### WHAT IS ASKED
Provide the records once more, identical to the original.

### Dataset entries
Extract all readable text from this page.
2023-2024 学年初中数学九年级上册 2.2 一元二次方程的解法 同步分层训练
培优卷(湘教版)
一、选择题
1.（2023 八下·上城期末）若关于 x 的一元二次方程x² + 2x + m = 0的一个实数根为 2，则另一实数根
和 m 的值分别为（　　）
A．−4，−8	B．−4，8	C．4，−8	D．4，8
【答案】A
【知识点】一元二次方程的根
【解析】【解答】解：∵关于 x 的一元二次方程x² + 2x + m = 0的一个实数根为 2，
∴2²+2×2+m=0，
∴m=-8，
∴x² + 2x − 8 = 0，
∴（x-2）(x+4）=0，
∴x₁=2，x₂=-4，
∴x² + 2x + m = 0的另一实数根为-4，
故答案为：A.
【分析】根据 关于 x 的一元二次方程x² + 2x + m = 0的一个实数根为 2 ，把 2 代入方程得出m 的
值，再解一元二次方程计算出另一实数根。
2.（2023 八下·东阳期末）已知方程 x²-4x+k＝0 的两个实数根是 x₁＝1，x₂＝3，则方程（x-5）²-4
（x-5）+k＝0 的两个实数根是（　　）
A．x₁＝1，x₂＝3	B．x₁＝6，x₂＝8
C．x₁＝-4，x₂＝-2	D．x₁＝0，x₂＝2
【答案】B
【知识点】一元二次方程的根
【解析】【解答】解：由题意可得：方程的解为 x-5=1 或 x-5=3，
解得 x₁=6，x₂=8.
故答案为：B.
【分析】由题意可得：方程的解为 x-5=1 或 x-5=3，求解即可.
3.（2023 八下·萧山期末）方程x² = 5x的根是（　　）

### WRITTEN ANSWER
Extract all readable text from this page.
2023-2024 学年初中数学九年级上册 2.2 一元二次方程的解法 同步分层训练
培优卷(湘教版)
一、选择题
1.（2023 八下·上城期末）若关于 x 的一元二次方程x² + 2x + m = 0的一个实数根为 2，则另一实数根
和 m 的值分别为（　　）
A．−4，−8	B．−4，8	C．4，−8	D．4，8
【答案】A
【知识点】一元二次方程的根
【解析】【解答】解：∵关于 x 的一元二次方程x² + 2x + m = 0的一个实数根为 2，
∴2²+2×2+m=0，
∴m=-8，
∴x² + 2x − 8 = 0，
∴（x-2）(x+4）=0，
∴x₁=2，x₂=-4，
∴x² + 2x + m = 0的另一实数根为-4，
故答案为：A.
【分析】根据 关于 x 的一元二次方程x² + 2x + m = 0的一个实数根为 2 ，把 2 代入方程得出m 的
值，再解一元二次方程计算出另一实数根。
2.（2023 八下·东阳期末）已知方程 x²-4x+k＝0 的两个实数根是 x₁＝1，x₂＝3，则方程（x-5）²-4
（x-5）+k＝0 的两个实数根是（　　）
A．x₁＝1，x₂＝3	B．x₁＝6，x₂＝8
C．x₁＝-4，x₂＝-2	D．x₁＝0，x₂＝2
【答案】B
【知识点】一元二次方程的根
【解析】【解答】解：由题意可得：方程的解为 x-5=1 或 x-5=3，
解得 x₁=6，x₂=8.
故答案为：B.
【分析】由题意可得：方程的解为 x-5=1 或 x-5=3，求解即可.
3.（2023 八下·萧山期末）方程x² = 5x的根是（　　）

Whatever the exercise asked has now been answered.